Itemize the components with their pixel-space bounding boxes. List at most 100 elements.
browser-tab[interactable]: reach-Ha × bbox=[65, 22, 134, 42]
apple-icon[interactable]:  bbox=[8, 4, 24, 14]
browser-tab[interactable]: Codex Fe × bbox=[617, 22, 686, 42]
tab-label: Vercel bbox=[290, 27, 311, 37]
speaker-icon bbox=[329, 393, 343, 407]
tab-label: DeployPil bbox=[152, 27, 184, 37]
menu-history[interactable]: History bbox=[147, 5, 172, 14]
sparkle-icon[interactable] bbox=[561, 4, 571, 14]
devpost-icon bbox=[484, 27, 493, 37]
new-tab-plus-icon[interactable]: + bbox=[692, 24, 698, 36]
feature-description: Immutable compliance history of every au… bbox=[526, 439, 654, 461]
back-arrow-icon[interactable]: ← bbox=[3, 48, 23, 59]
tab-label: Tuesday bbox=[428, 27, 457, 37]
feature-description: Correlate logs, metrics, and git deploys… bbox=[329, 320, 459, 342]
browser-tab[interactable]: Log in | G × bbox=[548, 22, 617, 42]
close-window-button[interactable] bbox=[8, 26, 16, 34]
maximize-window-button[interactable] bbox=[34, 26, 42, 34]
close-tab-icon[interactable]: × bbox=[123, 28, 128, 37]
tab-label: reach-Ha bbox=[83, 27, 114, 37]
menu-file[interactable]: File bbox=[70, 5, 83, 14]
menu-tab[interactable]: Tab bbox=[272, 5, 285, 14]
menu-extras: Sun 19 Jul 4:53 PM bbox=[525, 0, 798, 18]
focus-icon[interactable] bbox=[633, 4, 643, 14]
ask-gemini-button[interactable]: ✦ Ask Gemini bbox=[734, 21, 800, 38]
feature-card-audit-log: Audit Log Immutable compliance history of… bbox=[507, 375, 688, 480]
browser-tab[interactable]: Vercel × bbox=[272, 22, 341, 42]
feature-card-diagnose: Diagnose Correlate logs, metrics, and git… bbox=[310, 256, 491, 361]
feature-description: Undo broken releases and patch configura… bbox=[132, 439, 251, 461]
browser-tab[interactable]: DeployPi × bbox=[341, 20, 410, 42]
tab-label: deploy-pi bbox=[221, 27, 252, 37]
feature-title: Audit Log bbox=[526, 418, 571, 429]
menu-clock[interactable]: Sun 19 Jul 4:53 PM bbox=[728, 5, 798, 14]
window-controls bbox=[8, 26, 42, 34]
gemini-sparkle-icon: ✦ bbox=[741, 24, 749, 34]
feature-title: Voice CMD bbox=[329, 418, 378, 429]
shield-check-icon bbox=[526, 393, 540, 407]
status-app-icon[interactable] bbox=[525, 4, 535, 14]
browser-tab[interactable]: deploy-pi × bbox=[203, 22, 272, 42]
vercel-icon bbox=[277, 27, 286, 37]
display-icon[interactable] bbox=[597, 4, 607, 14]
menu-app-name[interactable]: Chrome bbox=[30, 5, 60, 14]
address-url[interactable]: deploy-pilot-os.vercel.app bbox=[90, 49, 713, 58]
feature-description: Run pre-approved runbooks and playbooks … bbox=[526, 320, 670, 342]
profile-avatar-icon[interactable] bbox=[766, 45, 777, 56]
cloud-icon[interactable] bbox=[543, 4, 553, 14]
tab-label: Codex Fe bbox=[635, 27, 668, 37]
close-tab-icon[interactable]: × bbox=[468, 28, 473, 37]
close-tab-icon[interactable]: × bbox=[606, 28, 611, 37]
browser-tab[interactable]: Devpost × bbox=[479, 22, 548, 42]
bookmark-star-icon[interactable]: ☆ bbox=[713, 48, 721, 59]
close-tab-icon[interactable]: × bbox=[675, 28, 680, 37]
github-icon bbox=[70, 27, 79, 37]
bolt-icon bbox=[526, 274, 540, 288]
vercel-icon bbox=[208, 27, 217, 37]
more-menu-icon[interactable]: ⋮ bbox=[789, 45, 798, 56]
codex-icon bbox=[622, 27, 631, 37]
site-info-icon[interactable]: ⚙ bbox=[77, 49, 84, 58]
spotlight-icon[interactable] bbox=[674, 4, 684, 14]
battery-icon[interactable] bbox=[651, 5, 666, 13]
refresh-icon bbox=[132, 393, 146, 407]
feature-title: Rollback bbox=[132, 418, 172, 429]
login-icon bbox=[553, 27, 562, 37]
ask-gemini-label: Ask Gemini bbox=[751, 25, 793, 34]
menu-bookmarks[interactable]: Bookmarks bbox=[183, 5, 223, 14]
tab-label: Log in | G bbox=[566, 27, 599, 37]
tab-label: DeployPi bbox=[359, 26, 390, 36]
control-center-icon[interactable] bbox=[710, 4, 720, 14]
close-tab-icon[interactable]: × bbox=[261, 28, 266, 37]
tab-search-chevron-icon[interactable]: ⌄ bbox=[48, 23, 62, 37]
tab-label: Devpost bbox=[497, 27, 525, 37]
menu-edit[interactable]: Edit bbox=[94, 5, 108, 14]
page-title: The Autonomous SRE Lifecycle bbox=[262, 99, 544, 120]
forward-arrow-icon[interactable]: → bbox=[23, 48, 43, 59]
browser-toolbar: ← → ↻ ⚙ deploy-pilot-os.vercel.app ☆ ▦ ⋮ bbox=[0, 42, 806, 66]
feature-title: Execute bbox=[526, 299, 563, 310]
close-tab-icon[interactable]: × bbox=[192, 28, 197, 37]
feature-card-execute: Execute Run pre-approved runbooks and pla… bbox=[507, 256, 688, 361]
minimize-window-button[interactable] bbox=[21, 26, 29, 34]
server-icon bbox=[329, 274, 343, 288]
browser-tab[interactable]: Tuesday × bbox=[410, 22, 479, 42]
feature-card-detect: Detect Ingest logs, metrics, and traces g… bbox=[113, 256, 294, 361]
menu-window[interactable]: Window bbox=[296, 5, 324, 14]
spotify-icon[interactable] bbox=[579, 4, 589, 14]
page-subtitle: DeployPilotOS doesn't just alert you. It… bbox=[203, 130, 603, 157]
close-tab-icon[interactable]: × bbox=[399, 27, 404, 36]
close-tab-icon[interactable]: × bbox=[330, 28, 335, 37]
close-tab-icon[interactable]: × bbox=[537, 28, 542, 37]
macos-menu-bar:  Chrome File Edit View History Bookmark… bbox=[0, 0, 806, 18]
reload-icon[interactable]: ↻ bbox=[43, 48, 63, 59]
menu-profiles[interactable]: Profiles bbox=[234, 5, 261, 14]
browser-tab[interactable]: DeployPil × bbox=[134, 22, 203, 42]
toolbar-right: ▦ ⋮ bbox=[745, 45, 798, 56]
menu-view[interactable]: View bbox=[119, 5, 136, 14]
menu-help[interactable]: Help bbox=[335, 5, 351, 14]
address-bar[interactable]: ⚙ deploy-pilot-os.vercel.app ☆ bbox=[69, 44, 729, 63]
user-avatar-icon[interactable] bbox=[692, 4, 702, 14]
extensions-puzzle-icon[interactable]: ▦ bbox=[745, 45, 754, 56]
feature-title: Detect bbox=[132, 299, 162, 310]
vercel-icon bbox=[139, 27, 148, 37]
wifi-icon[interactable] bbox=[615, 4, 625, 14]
# # #
## Written request
Take the part of the material that opens with its first line and closes with the line containing "browser-tab[interactable]: Log in". Rename "feature-description" to "feature-summary" wherever it appears there, and give those lines again with nothing else changed.

## Worked answer
Itemize the components with their pixel-space bounding boxes. List at most 100 elements.
browser-tab[interactable]: reach-Ha × bbox=[65, 22, 134, 42]
apple-icon[interactable]:  bbox=[8, 4, 24, 14]
browser-tab[interactable]: Codex Fe × bbox=[617, 22, 686, 42]
tab-label: Vercel bbox=[290, 27, 311, 37]
speaker-icon bbox=[329, 393, 343, 407]
tab-label: DeployPil bbox=[152, 27, 184, 37]
menu-history[interactable]: History bbox=[147, 5, 172, 14]
sparkle-icon[interactable] bbox=[561, 4, 571, 14]
devpost-icon bbox=[484, 27, 493, 37]
new-tab-plus-icon[interactable]: + bbox=[692, 24, 698, 36]
feature-summary: Immutable compliance history of every au… bbox=[526, 439, 654, 461]
back-arrow-icon[interactable]: ← bbox=[3, 48, 23, 59]
tab-label: Tuesday bbox=[428, 27, 457, 37]
feature-summary: Correlate logs, metrics, and git deploys… bbox=[329, 320, 459, 342]
browser-tab[interactable]: Log in | G × bbox=[548, 22, 617, 42]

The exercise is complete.